(A block of data)
========================================
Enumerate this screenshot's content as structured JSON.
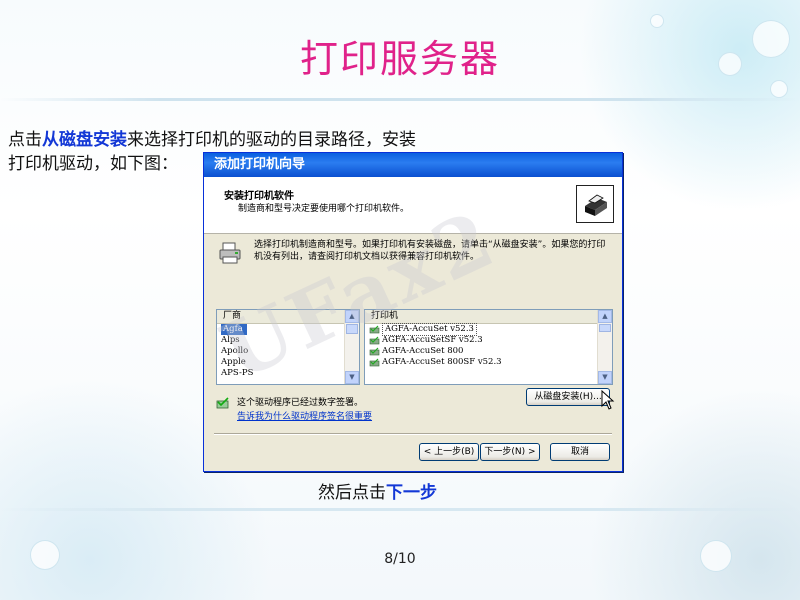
{
  "slide": {
    "title": "打印服务器",
    "intro_line1_pre": "点击",
    "intro_line1_hl": "从磁盘安装",
    "intro_line1_post": "来选择打印机的驱动的目录路径，安装",
    "intro_line2": "打印机驱动，如下图：",
    "caption_pre": "然后点击",
    "caption_hl": "下一步",
    "page": "8/10"
  },
  "dialog": {
    "title": "添加打印机向导",
    "header_title": "安装打印机软件",
    "header_subtitle": "制造商和型号决定要使用哪个打印机软件。",
    "instruction": "选择打印机制造商和型号。如果打印机有安装磁盘，请单击“从磁盘安装”。如果您的打印机没有列出，请查阅打印机文档以获得兼容打印机软件。",
    "manufacturer_header": "厂商",
    "manufacturers": [
      "Agfa",
      "Alps",
      "Apollo",
      "Apple",
      "APS-PS"
    ],
    "printer_header": "打印机",
    "printers": [
      "AGFA-AccuSet v52.3",
      "AGFA-AccuSetSF v52.3",
      "AGFA-AccuSet 800",
      "AGFA-AccuSet 800SF v52.3"
    ],
    "have_disk_label": "从磁盘安装(H)...",
    "signed_text": "这个驱动程序已经过数字签署。",
    "signing_link": "告诉我为什么驱动程序签名很重要",
    "back_label": "< 上一步(B)",
    "next_label": "下一步(N) >",
    "cancel_label": "取消"
  },
  "watermark": "UFax2",
  "colors": {
    "title": "#e0228a",
    "highlight": "#1338d6",
    "xp_title_bar": "#0a5fe0",
    "xp_face": "#ece9d8",
    "selection": "#316ac5"
  }
}
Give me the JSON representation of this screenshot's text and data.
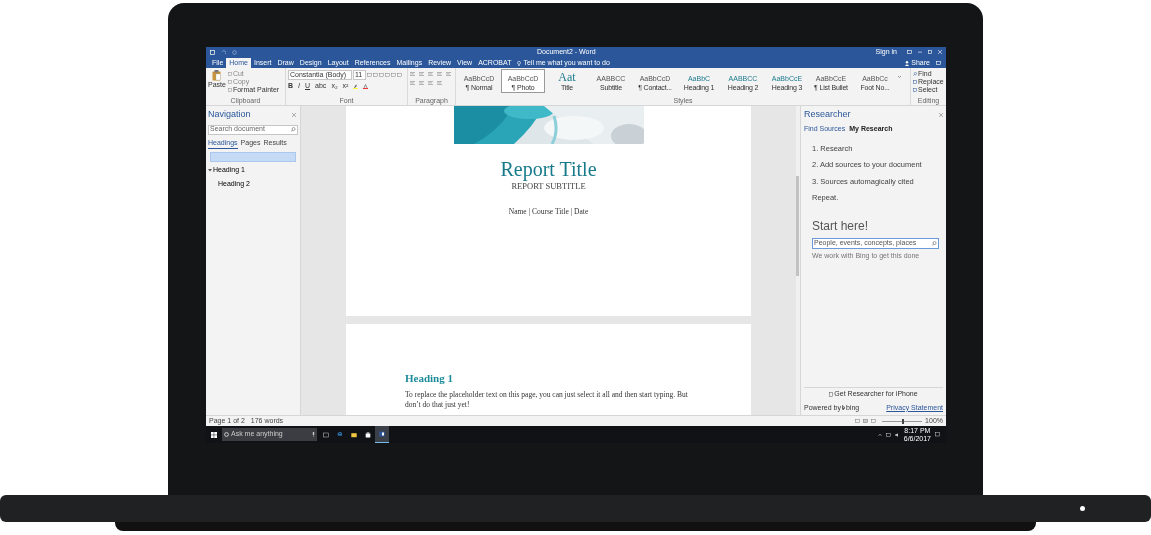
========================================
SET EXERCISE - Extract every line of the records above that contains the word "JSON".

REPLY TO THE TASK -
Enumerate this screenshot's content as structured JSON.
Give me the JSON representation of this screenshot's text and data.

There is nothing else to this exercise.